Records about charts and figures -
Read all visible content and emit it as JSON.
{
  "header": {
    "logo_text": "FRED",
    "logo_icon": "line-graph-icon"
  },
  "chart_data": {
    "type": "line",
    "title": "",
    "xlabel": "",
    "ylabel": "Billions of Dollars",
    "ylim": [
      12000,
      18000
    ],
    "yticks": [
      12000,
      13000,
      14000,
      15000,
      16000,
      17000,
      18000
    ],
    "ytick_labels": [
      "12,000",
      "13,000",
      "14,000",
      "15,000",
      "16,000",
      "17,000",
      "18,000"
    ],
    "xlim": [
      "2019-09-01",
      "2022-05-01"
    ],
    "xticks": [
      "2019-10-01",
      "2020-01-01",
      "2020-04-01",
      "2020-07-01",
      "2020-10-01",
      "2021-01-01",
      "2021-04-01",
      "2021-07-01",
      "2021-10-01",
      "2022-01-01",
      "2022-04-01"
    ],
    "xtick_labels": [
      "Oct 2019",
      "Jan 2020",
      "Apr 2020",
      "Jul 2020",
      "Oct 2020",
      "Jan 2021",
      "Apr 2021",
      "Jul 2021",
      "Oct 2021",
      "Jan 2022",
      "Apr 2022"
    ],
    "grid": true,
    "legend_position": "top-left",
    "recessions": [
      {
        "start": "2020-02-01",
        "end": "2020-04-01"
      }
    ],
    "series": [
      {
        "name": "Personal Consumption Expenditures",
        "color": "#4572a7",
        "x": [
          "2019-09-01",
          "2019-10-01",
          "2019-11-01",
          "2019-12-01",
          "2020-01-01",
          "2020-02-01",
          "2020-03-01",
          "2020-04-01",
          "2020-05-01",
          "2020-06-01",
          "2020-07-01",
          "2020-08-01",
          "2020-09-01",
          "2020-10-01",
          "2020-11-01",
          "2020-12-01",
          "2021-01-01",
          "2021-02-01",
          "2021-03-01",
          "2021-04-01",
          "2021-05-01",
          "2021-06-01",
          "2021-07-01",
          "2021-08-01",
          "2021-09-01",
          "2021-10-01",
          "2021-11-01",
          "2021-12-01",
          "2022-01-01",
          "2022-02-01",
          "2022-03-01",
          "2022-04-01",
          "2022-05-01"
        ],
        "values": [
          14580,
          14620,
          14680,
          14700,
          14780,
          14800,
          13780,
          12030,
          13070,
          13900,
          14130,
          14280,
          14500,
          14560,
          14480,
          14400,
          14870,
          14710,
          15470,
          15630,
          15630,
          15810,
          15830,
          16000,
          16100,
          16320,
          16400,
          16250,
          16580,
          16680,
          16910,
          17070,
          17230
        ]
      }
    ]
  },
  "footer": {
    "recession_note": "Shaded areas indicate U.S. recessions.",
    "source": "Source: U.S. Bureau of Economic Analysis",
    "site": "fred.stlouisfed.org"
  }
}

Exercise instructions - For each line in the data above that contains the string "recessions", extract the line.

Response for this exercise -
    "recessions": [
    "recession_note": "Shaded areas indicate U.S. recessions.",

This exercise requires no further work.